* [Set problem]
Return each line holding the string "data".

* [Records shown]
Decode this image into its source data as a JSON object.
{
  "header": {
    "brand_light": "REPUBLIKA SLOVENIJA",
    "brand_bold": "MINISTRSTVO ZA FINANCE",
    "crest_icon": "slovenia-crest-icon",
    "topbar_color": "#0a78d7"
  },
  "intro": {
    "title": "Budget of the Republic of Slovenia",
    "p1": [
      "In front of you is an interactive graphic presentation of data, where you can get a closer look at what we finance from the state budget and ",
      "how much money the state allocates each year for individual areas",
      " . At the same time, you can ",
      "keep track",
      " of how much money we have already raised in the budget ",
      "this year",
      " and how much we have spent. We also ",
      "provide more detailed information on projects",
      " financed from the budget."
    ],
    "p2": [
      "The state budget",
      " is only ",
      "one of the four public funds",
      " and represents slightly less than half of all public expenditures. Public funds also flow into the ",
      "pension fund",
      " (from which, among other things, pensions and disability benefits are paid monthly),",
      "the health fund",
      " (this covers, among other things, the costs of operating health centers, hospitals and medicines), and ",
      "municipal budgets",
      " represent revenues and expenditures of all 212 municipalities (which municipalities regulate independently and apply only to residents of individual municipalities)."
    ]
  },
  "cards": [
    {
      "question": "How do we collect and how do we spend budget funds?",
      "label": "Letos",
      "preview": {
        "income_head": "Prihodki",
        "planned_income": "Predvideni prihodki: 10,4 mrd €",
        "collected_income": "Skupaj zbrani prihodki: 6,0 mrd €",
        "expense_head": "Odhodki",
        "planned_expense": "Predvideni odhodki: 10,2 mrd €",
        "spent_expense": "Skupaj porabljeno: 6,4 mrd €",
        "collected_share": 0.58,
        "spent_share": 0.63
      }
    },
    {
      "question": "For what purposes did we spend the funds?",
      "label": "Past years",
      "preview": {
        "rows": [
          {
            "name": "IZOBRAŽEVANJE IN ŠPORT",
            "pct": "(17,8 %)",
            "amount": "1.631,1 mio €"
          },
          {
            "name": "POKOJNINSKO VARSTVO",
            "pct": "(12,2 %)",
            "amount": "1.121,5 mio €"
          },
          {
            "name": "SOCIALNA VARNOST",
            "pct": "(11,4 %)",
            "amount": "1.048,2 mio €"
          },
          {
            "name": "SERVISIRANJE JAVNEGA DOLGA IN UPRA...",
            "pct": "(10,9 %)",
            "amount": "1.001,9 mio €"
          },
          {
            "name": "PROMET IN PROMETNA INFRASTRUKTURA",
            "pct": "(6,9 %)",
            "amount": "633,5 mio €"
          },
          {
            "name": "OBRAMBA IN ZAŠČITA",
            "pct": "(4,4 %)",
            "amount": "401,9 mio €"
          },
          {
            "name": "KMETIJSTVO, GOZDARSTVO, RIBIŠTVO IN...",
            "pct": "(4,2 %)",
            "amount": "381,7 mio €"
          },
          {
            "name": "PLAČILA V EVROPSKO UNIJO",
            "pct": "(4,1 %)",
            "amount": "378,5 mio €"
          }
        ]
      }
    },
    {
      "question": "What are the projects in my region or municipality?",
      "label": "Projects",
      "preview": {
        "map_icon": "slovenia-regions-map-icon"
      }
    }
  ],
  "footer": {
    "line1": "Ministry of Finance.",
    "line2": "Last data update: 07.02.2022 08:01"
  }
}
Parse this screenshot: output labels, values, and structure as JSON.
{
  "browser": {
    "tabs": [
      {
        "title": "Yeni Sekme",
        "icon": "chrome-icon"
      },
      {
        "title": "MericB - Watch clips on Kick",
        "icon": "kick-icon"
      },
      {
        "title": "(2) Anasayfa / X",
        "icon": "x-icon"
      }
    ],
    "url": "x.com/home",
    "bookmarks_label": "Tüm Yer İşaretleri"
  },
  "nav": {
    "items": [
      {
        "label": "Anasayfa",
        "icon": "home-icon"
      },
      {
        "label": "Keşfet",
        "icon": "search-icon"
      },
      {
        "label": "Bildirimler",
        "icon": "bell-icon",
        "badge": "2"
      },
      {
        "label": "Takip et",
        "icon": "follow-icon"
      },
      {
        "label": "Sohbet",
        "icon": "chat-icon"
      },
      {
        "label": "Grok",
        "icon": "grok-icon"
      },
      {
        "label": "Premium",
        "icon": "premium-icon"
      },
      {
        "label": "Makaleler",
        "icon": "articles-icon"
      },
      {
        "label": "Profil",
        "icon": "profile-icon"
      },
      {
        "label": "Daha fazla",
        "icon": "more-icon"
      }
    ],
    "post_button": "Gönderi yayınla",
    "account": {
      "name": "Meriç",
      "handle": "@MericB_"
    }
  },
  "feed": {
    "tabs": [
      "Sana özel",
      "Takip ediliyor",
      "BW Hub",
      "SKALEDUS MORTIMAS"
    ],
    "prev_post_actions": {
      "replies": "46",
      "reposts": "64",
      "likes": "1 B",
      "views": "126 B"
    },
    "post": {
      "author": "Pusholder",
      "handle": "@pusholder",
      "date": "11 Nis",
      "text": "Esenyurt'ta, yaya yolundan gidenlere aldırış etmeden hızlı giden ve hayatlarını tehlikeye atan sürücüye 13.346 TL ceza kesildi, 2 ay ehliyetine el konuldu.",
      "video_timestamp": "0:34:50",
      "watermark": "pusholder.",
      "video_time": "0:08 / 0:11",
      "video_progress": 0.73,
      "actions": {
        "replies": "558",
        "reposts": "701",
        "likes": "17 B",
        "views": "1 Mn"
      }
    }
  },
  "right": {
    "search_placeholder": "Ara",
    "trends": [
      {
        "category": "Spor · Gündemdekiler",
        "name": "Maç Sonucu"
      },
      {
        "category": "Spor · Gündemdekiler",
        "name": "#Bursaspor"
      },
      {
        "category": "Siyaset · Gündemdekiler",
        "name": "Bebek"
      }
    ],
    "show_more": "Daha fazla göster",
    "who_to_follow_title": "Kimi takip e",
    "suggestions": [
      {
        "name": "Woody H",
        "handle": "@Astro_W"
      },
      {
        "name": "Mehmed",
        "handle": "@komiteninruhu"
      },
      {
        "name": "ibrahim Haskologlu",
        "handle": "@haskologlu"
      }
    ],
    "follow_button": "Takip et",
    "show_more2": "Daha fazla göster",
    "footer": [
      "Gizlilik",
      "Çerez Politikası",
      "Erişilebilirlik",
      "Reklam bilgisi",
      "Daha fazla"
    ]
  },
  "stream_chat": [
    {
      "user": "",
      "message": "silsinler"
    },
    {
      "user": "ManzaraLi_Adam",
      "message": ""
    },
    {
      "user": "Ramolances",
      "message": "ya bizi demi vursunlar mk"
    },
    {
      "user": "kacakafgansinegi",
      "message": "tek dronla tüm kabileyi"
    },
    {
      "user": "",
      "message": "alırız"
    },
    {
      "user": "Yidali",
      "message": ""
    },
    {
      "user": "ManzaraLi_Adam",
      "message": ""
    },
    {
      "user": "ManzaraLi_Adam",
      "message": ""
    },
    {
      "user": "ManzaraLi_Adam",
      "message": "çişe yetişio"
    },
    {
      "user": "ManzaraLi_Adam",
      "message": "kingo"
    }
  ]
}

* [Written reply]
Decode this image into its source data as a JSON object.
      "In front of you is an interactive graphic presentation of data, where you can get a closer look at what we finance from the state budget and ",
    "line2": "Last data update: 07.02.2022 08:01"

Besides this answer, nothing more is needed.